▸ Problems and tasks:
1 > Print the stretch of the AI security text from "Securing AI-native apps" through "the AI itself.", word for word.
2 > Using the AI security text below, mark each statement yes or no and quote the exact words that decide it: (a) legacy AppSec approaches can handle the dynamic nature of AI; (b) Snyk Labs is a new research arm focused on advancing AI security; (c) near runtime, LLM and agent red teaming need to address threats like prompt injection and data exfiltration.

▸ Text block:
Evolving dev = evolving risk
Unlike traditional software, which operates through deterministic, rule-based logic, AI-native apps rely on inherently non-deterministic workflows driven by large language models (LLMs). These “black box” systems — the “brain” of AI agents — are introducing unpredictable behaviors that shift how we think about securing software. Legacy AppSec approaches — built around static rules and predictable patterns — can’t handle the dynamic nature of AI. Instead of relying on rigid, castle-and-moat defense, modern security strategies need to be adaptive, continuously monitoring AI behavior for anomalies and emphasizing upstream controls through better threat modeling and deeper testing.
Securing AI-native apps requires coverage across the full AI development lifecycle — not just focusing on the extreme left, before the point of code generation, or on the extreme right, near runtime. Instead, security must be continuous and throughout the lifecycle. For example, before code is generated, spec-based and vibe coding necessitate the earliest threat modeling and memory guardrails to filter out risky prompts. At the point of code and model generation, security must address risks of data poisoning or package hallucination with AI Security Posture Management (AI-SPM), for instance. And to the right, near runtime, LLM and agent red teaming need to address threats like prompt injection and data exfiltration. Since risk can emerge at any stage, security must be embedded early and persistently evolve alongside the AI itself.
The Future of AI Trust: Introducing Snyk Labs
Snyk continues to stay at the forefront of application security, embedding AI-powered and agentic capabilities throughout its AI Trust Platform, so our customers can harness a new level of efficiency to develop fast and stay secure. Now, as we look to the future, we’ve founded Snyk Labs, a new research arm focused on advancing AI security. By researching new AI threats like those mentioned above, incubating new solutions for securing AI models and AI-native apps, and building coalitions, Snyk Labs is shaping the new frontier of AppSec, with security practices that are both adaptive and continuous.
One of the first outputs of Snyk Labs incubations is focused on AI-SPM, beginning with visibility into AI models and components of AI agents that are running throughout an environment. We are focused on helping organizations create an AI BoM for a full view of their individual threat landscape. However, visibility is just the beginning. Just as Snyk delivered security research and deep ML expertise to create the world’s leading open source vulnerability database — OEMed by some of the biggest companies in the world — Snyk Labs research is compiling the world’s first and most comprehensive AI Model Risk Registry.

▸ Given information:
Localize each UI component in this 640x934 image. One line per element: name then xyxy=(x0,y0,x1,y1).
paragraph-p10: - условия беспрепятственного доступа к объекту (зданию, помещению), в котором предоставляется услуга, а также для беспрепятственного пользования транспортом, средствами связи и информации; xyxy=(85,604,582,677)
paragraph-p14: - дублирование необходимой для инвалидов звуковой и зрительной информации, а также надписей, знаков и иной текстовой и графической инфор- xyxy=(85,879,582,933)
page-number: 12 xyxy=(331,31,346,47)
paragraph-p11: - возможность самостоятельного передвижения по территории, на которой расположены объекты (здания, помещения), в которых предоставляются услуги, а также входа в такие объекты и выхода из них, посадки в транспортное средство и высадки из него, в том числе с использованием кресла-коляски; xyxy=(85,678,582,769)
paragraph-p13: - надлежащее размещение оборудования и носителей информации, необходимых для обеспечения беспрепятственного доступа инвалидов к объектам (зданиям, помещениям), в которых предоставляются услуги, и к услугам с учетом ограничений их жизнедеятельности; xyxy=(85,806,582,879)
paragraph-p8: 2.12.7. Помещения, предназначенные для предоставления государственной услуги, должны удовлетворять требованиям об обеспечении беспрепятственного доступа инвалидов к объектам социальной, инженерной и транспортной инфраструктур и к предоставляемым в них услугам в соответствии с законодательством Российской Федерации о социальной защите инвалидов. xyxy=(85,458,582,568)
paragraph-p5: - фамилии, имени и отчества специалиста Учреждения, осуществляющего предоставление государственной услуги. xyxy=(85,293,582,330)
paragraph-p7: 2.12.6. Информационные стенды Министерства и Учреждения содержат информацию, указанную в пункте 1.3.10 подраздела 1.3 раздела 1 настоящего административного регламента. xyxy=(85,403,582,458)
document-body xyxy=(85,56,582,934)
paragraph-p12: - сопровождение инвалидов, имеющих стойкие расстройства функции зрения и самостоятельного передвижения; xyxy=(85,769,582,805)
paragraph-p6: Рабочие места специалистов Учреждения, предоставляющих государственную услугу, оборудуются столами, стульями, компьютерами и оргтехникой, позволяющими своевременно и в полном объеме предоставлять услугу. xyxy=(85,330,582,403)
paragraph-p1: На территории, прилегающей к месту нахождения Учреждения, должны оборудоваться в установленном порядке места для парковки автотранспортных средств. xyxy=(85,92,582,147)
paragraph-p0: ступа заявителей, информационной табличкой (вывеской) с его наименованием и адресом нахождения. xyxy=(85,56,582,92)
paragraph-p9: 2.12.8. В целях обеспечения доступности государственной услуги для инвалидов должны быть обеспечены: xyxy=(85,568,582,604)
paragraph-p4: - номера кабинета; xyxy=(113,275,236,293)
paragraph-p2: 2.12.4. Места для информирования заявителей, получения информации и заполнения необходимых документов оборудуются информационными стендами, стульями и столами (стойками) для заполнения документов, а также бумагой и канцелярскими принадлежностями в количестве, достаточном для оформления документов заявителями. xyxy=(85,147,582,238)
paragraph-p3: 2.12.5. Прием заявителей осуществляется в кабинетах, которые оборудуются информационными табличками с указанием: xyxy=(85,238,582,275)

▸ Numbered responses:
1 >
Securing AI-native apps requires coverage across the full AI development lifecycle — not just focusing on the extreme left, before the point of code generation, or on the extreme right, near runtime. Instead, security must be continuous and throughout the lifecycle. For example, before code is generated, spec-based and vibe coding necessitate the earliest threat modeling and memory guardrails to filter out risky prompts. At the point of code and model generation, security must address risks of data poisoning or package hallucination with AI Security Posture Management (AI-SPM), for instance. And to the right, near runtime, LLM and agent red teaming need to address threats like prompt injection and data exfiltration. Since risk can emerge at any stage, security must be embedded early and persistently evolve alongside the AI itself.

2 >
(a) No: "Legacy AppSec approaches — built around static rules and predictable patterns — can’t handle the dynamic nature of AI."
(b) Yes: "we’ve founded Snyk Labs, a new research arm focused on advancing AI security"
(c) Yes: "And to the right, near runtime, LLM and agent red teaming need to address threats like prompt injection and data exfiltration."